### WRITTEN PROBLEM
Consider the data that follows and state how many lines contain the string "allowances", using the number alone.

### GIVEN DATA
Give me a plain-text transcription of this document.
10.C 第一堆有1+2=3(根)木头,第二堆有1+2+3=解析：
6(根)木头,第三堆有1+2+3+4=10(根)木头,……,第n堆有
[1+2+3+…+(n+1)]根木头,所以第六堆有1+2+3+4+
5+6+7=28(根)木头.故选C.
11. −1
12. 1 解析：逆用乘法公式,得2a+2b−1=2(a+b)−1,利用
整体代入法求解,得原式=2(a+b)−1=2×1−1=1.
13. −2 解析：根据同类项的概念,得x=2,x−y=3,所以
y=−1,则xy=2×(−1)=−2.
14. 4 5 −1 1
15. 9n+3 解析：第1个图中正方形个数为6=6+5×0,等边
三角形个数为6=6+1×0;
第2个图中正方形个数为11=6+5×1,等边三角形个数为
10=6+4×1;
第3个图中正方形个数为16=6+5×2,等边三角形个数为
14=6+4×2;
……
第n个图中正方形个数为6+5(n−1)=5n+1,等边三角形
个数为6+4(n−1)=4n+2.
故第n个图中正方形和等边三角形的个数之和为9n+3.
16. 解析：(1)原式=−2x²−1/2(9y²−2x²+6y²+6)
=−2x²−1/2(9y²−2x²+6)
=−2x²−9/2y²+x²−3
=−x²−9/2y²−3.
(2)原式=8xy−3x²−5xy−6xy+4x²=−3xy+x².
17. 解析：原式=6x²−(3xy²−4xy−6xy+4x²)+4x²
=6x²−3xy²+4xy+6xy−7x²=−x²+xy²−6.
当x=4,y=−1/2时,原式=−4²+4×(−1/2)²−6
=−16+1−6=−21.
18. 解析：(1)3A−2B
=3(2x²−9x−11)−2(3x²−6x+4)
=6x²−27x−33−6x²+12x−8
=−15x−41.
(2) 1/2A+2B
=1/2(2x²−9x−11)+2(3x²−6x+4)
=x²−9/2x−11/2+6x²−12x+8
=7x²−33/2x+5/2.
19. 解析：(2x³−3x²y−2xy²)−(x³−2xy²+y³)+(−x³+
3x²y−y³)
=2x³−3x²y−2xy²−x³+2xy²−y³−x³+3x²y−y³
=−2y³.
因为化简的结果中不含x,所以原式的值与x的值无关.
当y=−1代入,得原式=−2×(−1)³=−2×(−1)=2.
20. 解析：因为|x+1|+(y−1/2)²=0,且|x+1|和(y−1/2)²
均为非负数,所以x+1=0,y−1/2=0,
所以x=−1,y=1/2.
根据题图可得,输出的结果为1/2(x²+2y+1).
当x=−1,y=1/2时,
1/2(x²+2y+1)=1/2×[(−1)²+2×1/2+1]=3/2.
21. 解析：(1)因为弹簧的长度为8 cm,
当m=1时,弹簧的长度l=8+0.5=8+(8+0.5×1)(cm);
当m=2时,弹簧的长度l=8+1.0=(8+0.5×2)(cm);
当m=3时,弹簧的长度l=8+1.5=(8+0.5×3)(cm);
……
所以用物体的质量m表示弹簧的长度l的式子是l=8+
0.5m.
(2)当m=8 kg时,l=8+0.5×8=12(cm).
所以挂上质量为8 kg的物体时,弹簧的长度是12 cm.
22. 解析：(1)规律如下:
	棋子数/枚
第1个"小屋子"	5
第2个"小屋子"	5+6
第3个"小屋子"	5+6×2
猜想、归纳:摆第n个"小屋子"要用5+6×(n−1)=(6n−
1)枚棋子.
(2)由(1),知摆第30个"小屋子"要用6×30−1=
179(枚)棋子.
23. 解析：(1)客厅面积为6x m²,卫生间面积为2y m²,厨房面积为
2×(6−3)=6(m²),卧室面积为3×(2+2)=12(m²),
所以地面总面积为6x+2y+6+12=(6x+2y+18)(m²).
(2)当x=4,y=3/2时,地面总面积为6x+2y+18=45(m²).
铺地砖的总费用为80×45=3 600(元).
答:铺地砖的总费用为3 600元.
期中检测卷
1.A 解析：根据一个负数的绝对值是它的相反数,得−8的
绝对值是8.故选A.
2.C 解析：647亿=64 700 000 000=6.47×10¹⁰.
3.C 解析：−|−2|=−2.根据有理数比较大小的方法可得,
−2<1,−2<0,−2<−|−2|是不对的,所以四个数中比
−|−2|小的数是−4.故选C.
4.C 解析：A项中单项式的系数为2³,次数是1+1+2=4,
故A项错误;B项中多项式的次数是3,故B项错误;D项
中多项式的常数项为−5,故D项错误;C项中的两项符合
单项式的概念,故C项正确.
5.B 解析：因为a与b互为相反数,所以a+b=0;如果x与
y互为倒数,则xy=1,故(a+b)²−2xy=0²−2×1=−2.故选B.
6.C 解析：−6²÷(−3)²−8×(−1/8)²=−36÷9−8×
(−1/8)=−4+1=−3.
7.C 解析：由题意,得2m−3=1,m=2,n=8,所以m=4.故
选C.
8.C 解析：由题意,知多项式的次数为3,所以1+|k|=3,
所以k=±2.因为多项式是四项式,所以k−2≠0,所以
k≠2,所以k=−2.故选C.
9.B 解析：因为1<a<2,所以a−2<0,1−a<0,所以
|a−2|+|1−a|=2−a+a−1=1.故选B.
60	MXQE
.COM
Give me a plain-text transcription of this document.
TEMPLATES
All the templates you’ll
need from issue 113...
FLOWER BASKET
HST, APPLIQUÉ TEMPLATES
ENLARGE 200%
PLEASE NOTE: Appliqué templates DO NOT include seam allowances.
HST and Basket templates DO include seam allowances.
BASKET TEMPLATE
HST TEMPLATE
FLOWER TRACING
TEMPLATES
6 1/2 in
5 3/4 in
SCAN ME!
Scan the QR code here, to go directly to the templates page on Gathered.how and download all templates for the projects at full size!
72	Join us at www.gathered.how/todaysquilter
--
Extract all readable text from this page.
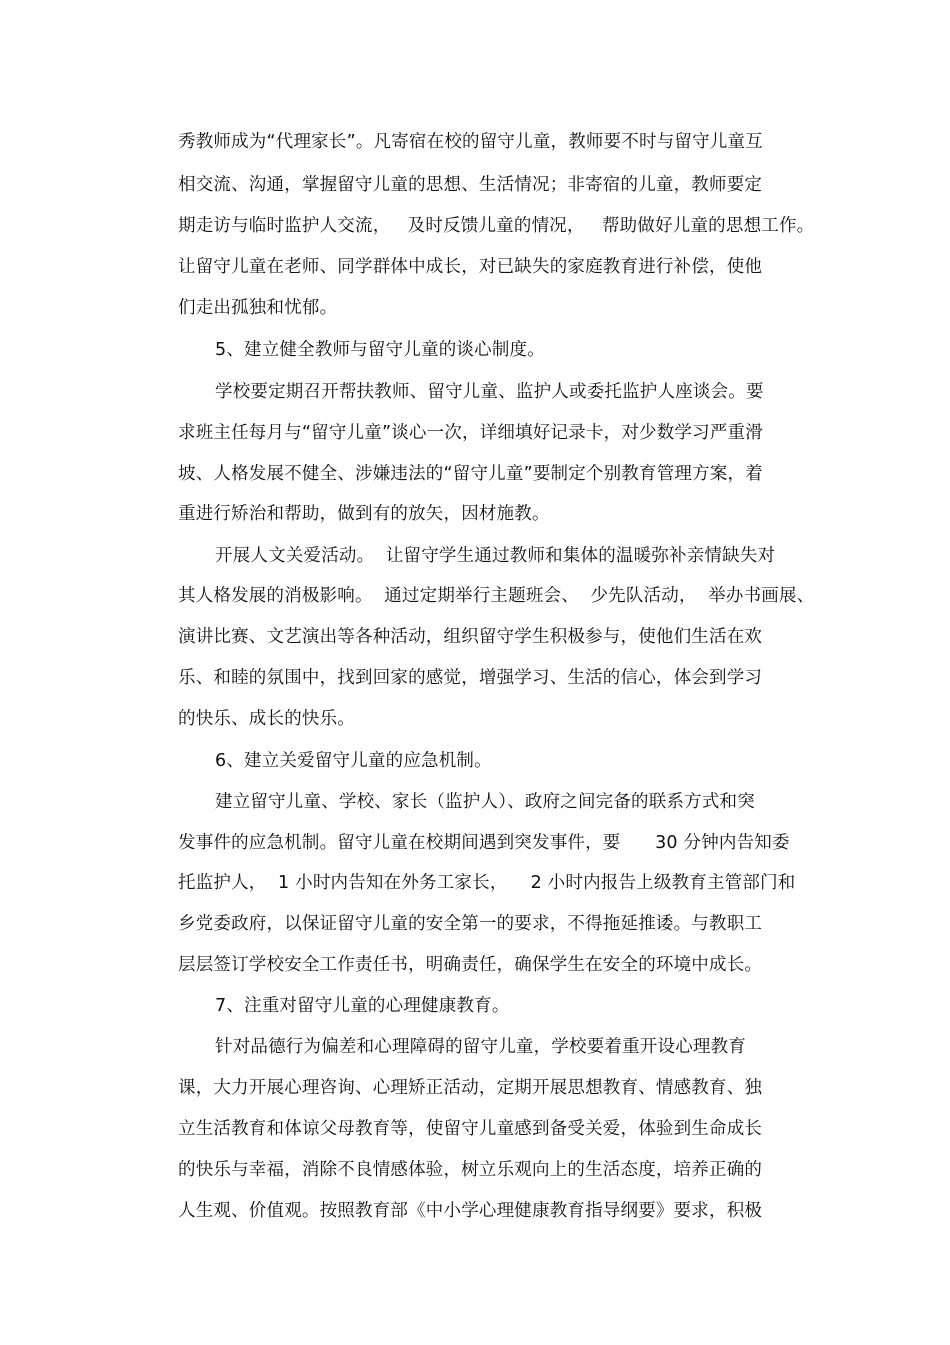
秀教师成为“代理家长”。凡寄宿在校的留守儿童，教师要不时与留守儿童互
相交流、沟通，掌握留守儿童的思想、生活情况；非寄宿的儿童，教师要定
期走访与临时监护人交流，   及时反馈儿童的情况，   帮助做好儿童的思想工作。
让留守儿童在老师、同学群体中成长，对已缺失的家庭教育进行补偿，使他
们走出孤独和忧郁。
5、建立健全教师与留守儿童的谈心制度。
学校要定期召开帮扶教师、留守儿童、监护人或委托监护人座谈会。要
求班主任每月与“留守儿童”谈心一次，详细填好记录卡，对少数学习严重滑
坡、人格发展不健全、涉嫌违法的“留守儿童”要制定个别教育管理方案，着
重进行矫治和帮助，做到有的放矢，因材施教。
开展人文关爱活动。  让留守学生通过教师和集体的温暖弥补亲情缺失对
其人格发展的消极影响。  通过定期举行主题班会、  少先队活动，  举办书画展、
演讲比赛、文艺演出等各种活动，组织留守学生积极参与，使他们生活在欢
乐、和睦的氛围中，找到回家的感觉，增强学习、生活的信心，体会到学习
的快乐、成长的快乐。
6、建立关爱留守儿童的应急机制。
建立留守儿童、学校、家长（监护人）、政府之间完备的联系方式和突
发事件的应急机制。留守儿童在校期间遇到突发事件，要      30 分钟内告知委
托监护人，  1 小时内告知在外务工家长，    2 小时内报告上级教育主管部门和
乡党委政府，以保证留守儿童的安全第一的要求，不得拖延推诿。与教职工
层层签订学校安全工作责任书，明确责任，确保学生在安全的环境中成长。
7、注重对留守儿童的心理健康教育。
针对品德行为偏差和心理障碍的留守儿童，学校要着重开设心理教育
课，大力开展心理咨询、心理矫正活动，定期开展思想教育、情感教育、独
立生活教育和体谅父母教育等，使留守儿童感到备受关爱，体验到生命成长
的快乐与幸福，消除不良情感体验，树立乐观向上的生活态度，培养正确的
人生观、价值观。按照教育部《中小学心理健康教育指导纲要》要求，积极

### ANSWER TO THE TASK
2